Aim> Copy every record below, exactly as written.

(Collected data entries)
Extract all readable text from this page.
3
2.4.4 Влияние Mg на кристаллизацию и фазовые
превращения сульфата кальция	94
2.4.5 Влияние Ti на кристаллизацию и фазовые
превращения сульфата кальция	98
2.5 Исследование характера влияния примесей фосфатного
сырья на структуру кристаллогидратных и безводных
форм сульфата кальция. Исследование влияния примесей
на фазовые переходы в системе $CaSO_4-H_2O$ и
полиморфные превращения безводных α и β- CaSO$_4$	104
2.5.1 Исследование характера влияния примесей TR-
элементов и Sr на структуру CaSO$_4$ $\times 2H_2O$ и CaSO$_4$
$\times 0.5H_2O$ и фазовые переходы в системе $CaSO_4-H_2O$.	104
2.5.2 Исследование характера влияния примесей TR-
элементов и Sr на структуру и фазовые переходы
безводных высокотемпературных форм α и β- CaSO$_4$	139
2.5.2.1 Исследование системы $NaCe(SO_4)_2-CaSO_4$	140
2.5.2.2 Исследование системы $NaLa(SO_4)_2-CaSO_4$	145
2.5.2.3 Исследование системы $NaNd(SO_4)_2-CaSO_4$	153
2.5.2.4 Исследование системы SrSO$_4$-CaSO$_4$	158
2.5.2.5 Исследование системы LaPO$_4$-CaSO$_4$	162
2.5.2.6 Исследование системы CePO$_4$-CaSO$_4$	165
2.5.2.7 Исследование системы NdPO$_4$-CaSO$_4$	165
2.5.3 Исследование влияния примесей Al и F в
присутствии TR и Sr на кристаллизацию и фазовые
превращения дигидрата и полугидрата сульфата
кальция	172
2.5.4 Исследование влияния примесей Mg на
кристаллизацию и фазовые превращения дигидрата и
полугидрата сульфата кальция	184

Answer for the task>
Extract all readable text from this page.
3
2.4.4 Влияние Mg на кристаллизацию и фазовые
превращения сульфата кальция	94
2.4.5 Влияние Ti на кристаллизацию и фазовые
превращения сульфата кальция	98
2.5 Исследование характера влияния примесей фосфатного
сырья на структуру кристаллогидратных и безводных
форм сульфата кальция. Исследование влияния примесей
на фазовые переходы в системе $CaSO_4-H_2O$ и
полиморфные превращения безводных α и β- CaSO$_4$	104
2.5.1 Исследование характера влияния примесей TR-
элементов и Sr на структуру CaSO$_4$ $\times 2H_2O$ и CaSO$_4$
$\times 0.5H_2O$ и фазовые переходы в системе $CaSO_4-H_2O$.	104
2.5.2 Исследование характера влияния примесей TR-
элементов и Sr на структуру и фазовые переходы
безводных высокотемпературных форм α и β- CaSO$_4$	139
2.5.2.1 Исследование системы $NaCe(SO_4)_2-CaSO_4$	140
2.5.2.2 Исследование системы $NaLa(SO_4)_2-CaSO_4$	145
2.5.2.3 Исследование системы $NaNd(SO_4)_2-CaSO_4$	153
2.5.2.4 Исследование системы SrSO$_4$-CaSO$_4$	158
2.5.2.5 Исследование системы LaPO$_4$-CaSO$_4$	162
2.5.2.6 Исследование системы CePO$_4$-CaSO$_4$	165
2.5.2.7 Исследование системы NdPO$_4$-CaSO$_4$	165
2.5.3 Исследование влияния примесей Al и F в
присутствии TR и Sr на кристаллизацию и фазовые
превращения дигидрата и полугидрата сульфата
кальция	172
2.5.4 Исследование влияния примесей Mg на
кристаллизацию и фазовые превращения дигидрата и
полугидрата сульфата кальция	184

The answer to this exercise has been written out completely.